Extrait du texte:
__________

Il n’est donc pas possible, comme l’affirme M. Macron, d’accéder aux contenus chiffrés « dans des conditions qui préservent la confidentialité des correspondances ». Plus largement, il est impossible de garantir que les messageries chiffrées – tout comme les véhicules ou les couteaux de cuisine, utilisés dans l’attentat de Londres – ne puissent « être l’outil des terroristes ou des criminels ».
Ce n’est pas la première fois qu’Emmanuel Macron évoque cette idée ; durant la campagne, le candidat d’En marche ! avait dit souhaiter que « les entreprises [d’Internet] acceptent un système de réquisition légale de leurs services cryptés comparable à celui qui existe aujourd’hui pour le secteur des opérateurs de télécoms ». Une proposition similairement impossible à mettre en place, qui avait valu au candidat de vives critiques du Conseil national du numérique.
- La coopération de Donald Trump sur l’accès aux preuves numériques
Ce que l’Elysée a dit :
« [Il faut] accentuer la coopération internationale, avec les Etats-Unis notamment, pour améliorer l’accès aux preuves numériques dans les enquêtes qui sont menées par nos services de police et de justice, où que soient localisées ces données. (…) Notre souhait est évidemment, au-delà de cet engagement commun, de mobiliser l’ensemble des pays du G7 – nos ministres de l’intérieur auront dans les prochaines semaines une réunion à cet effet –, de pouvoir aller encore plus loin avec les Etats-Unis d’Amérique en particulier qui se sont exprimés avec beaucoup de force – le président Trump l’a rappelé à Taormina sur ce sujet – et de pouvoir agir ensemble. »
Pourquoi cela a un prix
La coopération sur l’accès aux données hébergées aux Etats-Unis, entre les services de police et de renseignement européens et leurs homologues américains, ne date pas d’hier. Comme toutes les coopérations internationales, elles connaissent des hauts et des bas – après l’attentat de Manchester, furieux que des informations confidentielles aient fuité dans la presse américaine, les services britanniques avaient annoncé qu’ils suspendaient leur coopération avec leurs homologues américains, avant de faire marche arrière moins de vingt-quatre heures plus tard.

__________

Données fournies:
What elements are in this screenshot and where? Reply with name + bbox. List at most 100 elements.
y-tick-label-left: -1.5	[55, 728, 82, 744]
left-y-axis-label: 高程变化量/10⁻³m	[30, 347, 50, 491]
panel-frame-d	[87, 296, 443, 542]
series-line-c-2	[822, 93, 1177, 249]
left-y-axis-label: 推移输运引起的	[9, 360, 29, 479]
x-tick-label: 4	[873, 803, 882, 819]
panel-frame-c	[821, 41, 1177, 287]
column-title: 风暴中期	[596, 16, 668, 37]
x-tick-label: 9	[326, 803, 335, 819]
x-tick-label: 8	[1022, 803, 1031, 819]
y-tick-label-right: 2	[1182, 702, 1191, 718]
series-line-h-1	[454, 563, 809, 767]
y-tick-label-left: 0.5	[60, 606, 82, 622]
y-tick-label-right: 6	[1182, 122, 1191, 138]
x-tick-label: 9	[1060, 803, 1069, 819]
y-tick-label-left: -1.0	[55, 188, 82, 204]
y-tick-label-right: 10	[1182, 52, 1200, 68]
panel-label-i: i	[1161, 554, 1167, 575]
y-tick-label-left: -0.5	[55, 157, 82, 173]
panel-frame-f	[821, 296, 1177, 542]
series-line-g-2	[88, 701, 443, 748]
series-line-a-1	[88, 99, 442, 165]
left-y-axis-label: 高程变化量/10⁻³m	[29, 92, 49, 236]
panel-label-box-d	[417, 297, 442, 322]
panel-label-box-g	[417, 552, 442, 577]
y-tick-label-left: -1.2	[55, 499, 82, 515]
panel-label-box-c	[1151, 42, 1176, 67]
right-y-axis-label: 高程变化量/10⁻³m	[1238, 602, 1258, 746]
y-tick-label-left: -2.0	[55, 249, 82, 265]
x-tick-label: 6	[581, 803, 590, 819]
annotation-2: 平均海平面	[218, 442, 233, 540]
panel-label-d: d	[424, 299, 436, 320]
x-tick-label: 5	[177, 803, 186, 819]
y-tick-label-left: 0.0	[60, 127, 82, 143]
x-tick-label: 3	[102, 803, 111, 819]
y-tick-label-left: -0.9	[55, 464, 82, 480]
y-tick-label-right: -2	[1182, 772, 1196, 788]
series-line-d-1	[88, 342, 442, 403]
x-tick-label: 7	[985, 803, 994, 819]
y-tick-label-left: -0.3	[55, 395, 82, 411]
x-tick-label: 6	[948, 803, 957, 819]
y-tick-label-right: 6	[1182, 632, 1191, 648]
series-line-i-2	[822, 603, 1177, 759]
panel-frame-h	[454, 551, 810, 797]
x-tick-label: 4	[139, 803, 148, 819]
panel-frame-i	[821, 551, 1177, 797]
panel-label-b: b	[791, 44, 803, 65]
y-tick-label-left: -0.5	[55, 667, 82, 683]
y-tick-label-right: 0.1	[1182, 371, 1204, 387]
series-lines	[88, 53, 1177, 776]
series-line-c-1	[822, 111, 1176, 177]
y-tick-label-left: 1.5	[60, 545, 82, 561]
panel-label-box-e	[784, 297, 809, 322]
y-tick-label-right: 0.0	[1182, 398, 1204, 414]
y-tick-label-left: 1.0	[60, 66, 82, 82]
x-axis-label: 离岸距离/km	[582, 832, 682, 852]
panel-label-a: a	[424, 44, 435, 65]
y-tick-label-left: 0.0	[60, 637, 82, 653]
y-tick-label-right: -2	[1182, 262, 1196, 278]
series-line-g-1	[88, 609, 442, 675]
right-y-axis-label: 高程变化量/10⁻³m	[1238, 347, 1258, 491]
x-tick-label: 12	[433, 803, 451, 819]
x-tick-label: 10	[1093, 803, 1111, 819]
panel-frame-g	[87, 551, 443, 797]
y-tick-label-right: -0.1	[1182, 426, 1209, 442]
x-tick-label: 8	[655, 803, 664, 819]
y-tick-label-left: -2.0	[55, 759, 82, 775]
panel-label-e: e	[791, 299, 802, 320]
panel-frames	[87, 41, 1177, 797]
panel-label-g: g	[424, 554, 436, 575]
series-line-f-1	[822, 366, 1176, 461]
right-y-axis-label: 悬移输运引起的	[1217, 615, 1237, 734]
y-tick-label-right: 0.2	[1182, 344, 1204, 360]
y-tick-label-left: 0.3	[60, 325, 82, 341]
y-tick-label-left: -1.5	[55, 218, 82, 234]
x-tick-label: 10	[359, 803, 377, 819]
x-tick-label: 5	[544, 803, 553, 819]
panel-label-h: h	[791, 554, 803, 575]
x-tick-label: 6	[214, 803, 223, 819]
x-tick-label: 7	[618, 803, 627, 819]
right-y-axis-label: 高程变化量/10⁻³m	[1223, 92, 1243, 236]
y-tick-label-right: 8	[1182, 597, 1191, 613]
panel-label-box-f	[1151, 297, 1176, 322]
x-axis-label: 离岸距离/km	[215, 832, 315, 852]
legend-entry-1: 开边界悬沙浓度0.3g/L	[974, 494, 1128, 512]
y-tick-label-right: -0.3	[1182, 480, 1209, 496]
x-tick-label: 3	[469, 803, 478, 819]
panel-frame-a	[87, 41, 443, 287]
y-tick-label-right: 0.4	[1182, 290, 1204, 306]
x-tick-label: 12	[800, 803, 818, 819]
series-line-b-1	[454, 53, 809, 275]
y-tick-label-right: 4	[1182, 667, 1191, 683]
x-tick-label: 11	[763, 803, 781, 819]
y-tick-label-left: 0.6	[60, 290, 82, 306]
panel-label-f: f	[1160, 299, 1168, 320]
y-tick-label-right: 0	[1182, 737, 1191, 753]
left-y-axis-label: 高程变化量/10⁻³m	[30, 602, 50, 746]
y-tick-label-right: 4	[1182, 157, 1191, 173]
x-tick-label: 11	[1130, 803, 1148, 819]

__________

Liste des tâches:
a – Résumez en deux phrases le paragraphe de l’extrait commençant par « Ce n’est pas la première fois », sans omettre ses faits essentiels.
b – D’après l’extrait sur le chiffrement, quelle instance avait vivement critiqué la proposition formulée par le candidat durant la campagne ?
c – Reprenez l’extrait sur le chiffrement et l’accès aux preuves numériques à la suite de sa dernière phrase, puis poursuivez-le.
Les données fournies ne sont pas utiles ici.

Résultats par tâche:
a – Pendant la campagne, Emmanuel Macron, alors candidat d’En marche !, souhaitait déjà que les entreprises d’Internet acceptent un système de réquisition légale de leurs services chiffrés, comparable à celui qui existe pour les opérateurs de télécoms. Cette proposition, tout aussi impossible à mettre en place, lui avait valu de vives critiques du Conseil national du numérique.

b – Le Conseil national du numérique.

c –
Le président Trump s’est publiquement montré plutôt conciliant, depuis son élection, sur les demandes d’entraide des services européens, mais cette coopération s’inscrit aussi dans une tendance plus large de l’administration Trump, qui a commencé à détricoter les accords protégeant la vie privée des citoyens américains. A la fin de janvier, dans un décret présidentiel, Donald Trump a ainsi exclu du périmètre d’un accord-cadre sur la protection des données personnelles les personnes qui ne sont pas citoyens américains et qui ne résident pas aux Etats-Unis.
Cette décision du président américain menace directement l’accord dit « Bouclier de protection », négocié en urgence entre la Commission européenne et les Etats-Unis, qui encadre l’utilisation et le stockage de données personnelles par les géants du Web américains. Sauf à obtenir un petit miracle diplomatique, les premiers mois de la présidence Trump montrent que le président américain est tout à fait disposé à faciliter l’accès aux données provenant d’Europe aux services de sécurité européens… A condition que les entreprises privées américaines aient aussi les mains libres pour les utiliser comme elles le souhaitent.